| Materials provided |
============
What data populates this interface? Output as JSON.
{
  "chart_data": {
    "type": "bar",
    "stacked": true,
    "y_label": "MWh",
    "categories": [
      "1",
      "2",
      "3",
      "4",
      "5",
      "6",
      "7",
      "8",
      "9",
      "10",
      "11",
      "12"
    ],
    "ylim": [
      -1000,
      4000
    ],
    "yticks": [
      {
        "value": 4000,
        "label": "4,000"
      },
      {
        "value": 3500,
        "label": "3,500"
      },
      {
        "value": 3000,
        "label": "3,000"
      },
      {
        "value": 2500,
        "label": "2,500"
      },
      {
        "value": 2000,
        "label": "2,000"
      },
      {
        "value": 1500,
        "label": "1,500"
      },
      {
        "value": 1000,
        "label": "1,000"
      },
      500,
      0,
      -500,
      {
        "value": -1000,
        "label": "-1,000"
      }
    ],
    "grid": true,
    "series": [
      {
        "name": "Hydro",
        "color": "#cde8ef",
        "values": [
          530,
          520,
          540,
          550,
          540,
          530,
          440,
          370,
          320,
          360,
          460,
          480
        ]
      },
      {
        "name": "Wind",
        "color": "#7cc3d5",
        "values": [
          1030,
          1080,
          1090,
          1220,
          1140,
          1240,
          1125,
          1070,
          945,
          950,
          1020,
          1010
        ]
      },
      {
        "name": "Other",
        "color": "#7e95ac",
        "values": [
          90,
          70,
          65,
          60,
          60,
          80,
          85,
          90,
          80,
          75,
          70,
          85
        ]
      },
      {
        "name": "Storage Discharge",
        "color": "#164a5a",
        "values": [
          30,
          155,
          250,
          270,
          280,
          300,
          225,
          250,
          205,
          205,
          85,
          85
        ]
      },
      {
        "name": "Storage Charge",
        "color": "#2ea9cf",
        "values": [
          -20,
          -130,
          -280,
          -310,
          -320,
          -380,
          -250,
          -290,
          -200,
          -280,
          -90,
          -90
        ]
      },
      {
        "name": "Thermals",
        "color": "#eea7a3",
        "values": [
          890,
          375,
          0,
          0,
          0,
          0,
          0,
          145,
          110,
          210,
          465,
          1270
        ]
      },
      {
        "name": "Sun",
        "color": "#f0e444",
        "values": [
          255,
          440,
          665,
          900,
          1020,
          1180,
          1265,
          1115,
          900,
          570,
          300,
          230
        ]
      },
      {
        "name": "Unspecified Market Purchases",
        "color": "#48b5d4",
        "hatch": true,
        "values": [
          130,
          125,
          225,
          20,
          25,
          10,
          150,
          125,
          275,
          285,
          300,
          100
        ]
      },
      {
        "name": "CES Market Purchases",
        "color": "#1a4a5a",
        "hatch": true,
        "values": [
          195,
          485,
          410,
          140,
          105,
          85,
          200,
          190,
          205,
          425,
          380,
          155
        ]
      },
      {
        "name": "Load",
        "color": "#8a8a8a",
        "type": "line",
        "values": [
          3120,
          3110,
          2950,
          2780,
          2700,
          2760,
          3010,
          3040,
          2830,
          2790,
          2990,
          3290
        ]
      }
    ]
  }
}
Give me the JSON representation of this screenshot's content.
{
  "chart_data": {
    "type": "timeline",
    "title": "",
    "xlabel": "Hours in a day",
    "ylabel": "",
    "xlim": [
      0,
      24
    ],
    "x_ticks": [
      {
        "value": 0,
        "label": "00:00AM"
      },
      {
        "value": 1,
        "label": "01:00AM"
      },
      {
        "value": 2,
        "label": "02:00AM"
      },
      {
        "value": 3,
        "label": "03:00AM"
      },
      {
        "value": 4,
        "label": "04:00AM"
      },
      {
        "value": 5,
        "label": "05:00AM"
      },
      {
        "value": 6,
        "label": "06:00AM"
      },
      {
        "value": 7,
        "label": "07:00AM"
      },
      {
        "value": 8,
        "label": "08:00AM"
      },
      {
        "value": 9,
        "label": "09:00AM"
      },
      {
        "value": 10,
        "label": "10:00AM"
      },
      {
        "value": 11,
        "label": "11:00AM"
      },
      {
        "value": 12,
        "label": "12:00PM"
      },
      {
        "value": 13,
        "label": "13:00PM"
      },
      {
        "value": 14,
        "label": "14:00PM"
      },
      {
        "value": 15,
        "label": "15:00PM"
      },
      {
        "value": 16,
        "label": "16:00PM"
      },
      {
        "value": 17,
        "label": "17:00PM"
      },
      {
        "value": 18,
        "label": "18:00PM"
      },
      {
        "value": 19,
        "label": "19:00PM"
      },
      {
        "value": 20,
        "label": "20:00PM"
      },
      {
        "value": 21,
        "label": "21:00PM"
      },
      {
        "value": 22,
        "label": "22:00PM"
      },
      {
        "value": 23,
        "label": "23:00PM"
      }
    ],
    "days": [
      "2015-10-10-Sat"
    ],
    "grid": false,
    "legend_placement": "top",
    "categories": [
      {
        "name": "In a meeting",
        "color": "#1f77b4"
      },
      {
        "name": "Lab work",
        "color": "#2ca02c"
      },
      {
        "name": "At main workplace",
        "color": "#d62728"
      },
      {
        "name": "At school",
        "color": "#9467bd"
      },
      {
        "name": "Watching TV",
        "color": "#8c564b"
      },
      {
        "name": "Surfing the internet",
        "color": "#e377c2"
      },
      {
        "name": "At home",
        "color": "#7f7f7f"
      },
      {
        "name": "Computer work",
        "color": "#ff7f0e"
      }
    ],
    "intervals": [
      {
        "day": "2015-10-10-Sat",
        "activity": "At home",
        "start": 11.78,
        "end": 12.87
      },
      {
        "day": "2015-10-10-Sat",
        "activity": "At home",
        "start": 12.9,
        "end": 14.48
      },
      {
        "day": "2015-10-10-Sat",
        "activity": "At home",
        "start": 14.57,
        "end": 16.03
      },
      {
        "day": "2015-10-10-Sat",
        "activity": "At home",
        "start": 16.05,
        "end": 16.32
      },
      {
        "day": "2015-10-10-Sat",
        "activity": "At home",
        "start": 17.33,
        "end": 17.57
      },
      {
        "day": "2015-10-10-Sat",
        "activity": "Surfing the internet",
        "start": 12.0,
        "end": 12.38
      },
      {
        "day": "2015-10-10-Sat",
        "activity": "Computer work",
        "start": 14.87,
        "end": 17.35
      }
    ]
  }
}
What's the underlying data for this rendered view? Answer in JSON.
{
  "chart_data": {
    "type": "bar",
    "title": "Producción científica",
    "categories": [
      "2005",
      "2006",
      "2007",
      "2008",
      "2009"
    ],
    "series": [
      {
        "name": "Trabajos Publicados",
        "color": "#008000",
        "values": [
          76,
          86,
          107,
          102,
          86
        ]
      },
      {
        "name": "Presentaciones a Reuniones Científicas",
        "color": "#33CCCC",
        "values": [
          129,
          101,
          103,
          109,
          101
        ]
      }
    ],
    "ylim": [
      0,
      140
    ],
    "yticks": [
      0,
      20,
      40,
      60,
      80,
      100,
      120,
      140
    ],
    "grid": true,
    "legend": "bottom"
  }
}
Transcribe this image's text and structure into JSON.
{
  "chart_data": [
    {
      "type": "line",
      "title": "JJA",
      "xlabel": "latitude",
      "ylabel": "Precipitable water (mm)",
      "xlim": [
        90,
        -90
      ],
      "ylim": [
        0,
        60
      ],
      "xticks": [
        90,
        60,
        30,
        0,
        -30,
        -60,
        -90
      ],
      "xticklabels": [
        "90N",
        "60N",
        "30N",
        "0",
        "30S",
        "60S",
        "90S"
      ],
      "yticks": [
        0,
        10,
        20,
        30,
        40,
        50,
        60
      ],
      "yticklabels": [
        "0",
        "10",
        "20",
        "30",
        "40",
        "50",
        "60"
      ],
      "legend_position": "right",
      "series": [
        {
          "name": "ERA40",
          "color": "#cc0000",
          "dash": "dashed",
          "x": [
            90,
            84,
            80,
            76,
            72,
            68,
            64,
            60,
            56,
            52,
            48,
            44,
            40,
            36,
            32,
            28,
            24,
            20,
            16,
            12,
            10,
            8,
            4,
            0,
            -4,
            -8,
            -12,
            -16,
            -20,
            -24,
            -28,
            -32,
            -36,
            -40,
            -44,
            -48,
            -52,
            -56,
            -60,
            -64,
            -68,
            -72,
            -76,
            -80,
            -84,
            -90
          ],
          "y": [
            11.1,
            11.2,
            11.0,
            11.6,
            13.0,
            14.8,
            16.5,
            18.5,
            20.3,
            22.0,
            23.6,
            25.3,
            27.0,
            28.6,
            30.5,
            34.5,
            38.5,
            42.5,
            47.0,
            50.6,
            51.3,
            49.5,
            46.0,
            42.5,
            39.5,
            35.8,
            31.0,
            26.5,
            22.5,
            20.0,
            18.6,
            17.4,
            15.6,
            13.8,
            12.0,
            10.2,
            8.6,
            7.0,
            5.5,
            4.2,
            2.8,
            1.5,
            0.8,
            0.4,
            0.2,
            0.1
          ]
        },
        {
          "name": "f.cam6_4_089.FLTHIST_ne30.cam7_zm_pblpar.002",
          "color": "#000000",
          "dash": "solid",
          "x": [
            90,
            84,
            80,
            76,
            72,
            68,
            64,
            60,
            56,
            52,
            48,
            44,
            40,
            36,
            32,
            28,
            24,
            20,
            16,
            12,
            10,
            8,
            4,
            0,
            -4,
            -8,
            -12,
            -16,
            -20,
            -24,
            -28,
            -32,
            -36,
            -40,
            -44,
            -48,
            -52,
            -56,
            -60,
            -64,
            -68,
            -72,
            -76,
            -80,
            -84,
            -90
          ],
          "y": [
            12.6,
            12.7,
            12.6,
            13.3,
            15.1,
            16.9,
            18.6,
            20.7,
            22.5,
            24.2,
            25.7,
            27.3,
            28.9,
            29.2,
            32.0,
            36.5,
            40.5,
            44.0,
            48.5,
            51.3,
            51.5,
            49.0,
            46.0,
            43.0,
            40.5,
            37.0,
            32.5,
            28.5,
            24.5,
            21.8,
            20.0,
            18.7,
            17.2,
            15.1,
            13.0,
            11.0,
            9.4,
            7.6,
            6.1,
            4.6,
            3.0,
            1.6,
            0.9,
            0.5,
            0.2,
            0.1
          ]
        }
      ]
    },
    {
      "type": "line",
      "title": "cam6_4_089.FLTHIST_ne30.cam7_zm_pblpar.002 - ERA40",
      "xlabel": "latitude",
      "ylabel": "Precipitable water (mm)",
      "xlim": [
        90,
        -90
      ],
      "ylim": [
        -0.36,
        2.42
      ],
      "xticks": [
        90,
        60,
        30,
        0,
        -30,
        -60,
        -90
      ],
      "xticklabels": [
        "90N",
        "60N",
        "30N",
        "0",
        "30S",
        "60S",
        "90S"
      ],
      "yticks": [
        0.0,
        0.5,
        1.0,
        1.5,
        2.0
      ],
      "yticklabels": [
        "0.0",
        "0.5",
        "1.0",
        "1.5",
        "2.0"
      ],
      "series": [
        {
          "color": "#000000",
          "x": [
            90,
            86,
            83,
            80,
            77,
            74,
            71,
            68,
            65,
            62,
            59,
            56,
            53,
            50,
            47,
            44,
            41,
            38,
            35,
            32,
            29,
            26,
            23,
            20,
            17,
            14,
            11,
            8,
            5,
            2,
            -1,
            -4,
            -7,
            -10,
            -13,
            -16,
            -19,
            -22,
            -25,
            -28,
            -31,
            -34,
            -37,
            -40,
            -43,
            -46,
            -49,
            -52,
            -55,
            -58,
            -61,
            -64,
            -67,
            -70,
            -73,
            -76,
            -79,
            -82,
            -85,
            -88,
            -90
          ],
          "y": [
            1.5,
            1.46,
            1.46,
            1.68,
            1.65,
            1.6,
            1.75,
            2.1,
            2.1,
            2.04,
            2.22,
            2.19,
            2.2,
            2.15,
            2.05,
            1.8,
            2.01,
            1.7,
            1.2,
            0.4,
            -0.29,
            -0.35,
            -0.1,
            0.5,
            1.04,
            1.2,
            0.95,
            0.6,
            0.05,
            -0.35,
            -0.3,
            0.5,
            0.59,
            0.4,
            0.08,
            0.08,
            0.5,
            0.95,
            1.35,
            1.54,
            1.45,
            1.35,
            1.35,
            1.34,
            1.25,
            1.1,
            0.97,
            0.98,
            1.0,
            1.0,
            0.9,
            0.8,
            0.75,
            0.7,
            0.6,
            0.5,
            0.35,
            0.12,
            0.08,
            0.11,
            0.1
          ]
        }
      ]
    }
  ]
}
============
| Stated goal |
Looking at the material above, count the lines that hold "Surfing" and give the total alone.

| Response for this exercise |
2